Your objective> Reproduce the listing from its first line through the line containing "brightness-ticks bbox=[226, 296, 370, 301]", swapping "slider-tick" for "tick-mark" and leaving everything else as it is.
____
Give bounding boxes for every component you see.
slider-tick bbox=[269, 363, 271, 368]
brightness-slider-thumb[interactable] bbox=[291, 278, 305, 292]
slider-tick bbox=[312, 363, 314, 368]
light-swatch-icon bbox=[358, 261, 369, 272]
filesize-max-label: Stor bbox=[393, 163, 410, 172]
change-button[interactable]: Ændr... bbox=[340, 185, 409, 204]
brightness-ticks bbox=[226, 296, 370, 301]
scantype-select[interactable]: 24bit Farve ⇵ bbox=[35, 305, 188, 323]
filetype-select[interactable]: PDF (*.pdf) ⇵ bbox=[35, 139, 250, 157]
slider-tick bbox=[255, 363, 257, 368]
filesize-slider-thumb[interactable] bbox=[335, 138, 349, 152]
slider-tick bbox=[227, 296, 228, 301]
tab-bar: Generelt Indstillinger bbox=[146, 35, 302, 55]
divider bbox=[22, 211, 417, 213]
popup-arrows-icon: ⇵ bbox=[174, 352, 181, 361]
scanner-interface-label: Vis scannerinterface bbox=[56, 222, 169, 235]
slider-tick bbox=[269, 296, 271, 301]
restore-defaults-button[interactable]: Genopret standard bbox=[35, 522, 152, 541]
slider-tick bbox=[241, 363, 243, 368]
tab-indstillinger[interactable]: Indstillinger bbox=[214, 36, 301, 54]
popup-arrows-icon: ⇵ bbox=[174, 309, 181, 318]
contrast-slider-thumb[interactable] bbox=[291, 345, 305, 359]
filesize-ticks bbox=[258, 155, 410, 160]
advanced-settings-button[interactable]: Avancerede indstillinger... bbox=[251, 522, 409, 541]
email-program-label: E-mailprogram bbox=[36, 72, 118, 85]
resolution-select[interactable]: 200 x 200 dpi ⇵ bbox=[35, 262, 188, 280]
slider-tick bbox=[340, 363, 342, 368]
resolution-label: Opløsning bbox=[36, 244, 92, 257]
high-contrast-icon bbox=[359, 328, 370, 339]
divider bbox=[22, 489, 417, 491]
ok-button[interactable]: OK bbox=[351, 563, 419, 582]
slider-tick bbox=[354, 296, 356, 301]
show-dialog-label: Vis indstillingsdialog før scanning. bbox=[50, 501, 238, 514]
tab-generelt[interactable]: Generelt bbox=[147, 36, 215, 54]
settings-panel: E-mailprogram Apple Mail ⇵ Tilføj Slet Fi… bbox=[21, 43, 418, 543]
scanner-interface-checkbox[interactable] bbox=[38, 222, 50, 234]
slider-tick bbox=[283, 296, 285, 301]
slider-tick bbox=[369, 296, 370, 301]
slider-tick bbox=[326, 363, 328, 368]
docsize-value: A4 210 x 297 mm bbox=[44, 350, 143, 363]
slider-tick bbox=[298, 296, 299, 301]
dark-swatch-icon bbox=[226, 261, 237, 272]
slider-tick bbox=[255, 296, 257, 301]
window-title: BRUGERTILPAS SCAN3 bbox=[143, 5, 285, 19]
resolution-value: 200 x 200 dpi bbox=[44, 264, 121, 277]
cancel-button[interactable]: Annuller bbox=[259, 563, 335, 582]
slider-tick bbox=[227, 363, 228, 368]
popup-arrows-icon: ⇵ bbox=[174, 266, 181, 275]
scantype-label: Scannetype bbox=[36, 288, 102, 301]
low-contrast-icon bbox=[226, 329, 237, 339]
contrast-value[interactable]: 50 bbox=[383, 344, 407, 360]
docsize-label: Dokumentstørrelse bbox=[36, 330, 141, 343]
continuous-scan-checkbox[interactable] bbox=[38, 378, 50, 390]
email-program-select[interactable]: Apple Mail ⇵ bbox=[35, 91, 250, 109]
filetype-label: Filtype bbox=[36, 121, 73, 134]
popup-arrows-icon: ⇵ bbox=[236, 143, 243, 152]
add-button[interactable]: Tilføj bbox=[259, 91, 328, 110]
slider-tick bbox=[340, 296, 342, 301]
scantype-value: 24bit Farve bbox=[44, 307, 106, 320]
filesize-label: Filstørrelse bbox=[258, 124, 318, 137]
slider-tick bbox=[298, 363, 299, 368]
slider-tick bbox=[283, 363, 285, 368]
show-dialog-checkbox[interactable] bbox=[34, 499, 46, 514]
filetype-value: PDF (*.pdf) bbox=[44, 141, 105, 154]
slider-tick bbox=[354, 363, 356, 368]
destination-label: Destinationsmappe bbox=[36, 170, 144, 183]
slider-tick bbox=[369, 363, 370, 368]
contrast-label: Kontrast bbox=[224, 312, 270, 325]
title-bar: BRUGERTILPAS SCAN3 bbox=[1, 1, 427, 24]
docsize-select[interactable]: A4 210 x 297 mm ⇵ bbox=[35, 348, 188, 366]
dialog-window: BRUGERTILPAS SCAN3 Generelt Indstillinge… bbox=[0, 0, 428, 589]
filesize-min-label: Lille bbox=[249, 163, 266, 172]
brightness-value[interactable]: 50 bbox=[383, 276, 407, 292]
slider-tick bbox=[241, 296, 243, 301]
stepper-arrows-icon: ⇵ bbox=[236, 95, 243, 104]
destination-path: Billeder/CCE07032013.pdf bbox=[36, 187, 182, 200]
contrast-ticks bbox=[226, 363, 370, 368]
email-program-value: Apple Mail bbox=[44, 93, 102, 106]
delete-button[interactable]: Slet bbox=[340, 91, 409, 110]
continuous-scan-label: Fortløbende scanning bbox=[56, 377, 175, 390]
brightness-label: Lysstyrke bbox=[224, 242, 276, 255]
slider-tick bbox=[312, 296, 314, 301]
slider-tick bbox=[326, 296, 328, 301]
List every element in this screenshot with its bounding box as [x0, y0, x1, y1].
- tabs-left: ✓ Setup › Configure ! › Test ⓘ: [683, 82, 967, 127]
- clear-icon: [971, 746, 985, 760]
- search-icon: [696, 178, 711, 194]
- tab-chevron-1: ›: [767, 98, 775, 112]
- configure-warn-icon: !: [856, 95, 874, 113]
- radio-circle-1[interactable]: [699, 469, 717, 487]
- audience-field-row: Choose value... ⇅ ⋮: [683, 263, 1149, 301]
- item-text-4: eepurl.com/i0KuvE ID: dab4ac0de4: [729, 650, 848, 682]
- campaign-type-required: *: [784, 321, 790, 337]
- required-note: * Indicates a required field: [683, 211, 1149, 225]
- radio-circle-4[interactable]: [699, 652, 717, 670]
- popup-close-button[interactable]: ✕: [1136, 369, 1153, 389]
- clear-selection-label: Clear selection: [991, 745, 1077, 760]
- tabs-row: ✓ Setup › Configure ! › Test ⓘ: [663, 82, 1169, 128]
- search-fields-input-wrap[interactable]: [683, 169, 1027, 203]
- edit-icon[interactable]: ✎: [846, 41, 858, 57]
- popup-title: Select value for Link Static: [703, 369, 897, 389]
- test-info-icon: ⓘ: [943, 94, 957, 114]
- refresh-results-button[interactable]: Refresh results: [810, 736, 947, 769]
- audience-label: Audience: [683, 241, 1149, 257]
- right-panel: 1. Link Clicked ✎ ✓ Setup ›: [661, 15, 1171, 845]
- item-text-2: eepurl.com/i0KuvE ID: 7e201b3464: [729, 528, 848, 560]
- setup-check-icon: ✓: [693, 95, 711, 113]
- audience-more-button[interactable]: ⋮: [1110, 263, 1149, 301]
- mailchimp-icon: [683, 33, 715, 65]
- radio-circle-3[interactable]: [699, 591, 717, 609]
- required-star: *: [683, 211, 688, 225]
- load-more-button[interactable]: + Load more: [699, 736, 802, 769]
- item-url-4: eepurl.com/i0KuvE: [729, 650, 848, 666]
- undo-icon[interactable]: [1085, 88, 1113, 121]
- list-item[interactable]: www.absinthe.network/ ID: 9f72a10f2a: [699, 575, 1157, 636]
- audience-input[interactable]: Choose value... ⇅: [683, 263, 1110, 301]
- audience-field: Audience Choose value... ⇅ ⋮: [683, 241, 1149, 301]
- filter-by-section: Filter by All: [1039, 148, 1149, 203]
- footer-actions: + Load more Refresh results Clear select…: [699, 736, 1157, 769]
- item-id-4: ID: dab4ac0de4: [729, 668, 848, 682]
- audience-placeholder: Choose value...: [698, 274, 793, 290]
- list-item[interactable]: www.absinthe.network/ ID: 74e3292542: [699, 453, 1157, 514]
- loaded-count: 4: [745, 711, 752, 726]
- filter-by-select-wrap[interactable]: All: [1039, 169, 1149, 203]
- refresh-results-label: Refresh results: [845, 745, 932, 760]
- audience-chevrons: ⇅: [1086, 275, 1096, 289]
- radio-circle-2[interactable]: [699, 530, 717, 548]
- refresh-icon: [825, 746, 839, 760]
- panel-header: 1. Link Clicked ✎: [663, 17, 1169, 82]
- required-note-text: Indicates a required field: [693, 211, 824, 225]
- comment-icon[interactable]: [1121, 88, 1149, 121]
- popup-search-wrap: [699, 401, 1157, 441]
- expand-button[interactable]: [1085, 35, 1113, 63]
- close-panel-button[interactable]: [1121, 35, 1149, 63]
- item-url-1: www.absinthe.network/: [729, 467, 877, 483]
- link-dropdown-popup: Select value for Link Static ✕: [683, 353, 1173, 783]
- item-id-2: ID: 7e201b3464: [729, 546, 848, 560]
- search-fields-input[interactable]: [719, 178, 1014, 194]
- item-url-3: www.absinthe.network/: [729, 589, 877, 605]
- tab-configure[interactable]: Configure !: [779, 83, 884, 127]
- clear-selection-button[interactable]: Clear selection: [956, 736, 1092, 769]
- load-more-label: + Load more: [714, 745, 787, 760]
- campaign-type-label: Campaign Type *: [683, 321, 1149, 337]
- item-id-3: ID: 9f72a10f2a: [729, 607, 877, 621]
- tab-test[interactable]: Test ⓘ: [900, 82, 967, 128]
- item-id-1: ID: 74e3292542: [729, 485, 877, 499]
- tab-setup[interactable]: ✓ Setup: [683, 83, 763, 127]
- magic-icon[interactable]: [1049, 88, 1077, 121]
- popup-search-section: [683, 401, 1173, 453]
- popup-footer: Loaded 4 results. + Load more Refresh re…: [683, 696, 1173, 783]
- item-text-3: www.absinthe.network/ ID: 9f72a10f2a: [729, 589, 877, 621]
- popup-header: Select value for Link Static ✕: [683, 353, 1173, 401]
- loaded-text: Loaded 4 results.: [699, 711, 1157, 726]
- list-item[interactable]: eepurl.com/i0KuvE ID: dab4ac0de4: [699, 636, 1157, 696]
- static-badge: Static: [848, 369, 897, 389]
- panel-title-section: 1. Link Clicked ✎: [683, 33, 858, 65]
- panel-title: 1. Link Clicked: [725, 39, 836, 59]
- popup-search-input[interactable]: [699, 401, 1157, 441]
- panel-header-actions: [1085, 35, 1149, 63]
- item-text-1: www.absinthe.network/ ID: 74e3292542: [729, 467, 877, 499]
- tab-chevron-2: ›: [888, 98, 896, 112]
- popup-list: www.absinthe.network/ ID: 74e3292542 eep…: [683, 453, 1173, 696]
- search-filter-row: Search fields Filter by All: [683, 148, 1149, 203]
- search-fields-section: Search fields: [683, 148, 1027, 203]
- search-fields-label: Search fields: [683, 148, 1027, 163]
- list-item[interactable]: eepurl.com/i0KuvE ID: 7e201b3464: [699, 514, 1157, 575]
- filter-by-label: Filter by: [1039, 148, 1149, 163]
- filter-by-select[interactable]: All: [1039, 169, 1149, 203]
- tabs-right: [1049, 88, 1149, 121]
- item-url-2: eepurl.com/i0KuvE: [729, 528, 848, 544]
____
Output below>
Give bounding boxes for every component you see.
tick-mark bbox=[269, 363, 271, 368]
brightness-slider-thumb[interactable] bbox=[291, 278, 305, 292]
tick-mark bbox=[312, 363, 314, 368]
light-swatch-icon bbox=[358, 261, 369, 272]
filesize-max-label: Stor bbox=[393, 163, 410, 172]
change-button[interactable]: Ændr... bbox=[340, 185, 409, 204]
brightness-ticks bbox=[226, 296, 370, 301]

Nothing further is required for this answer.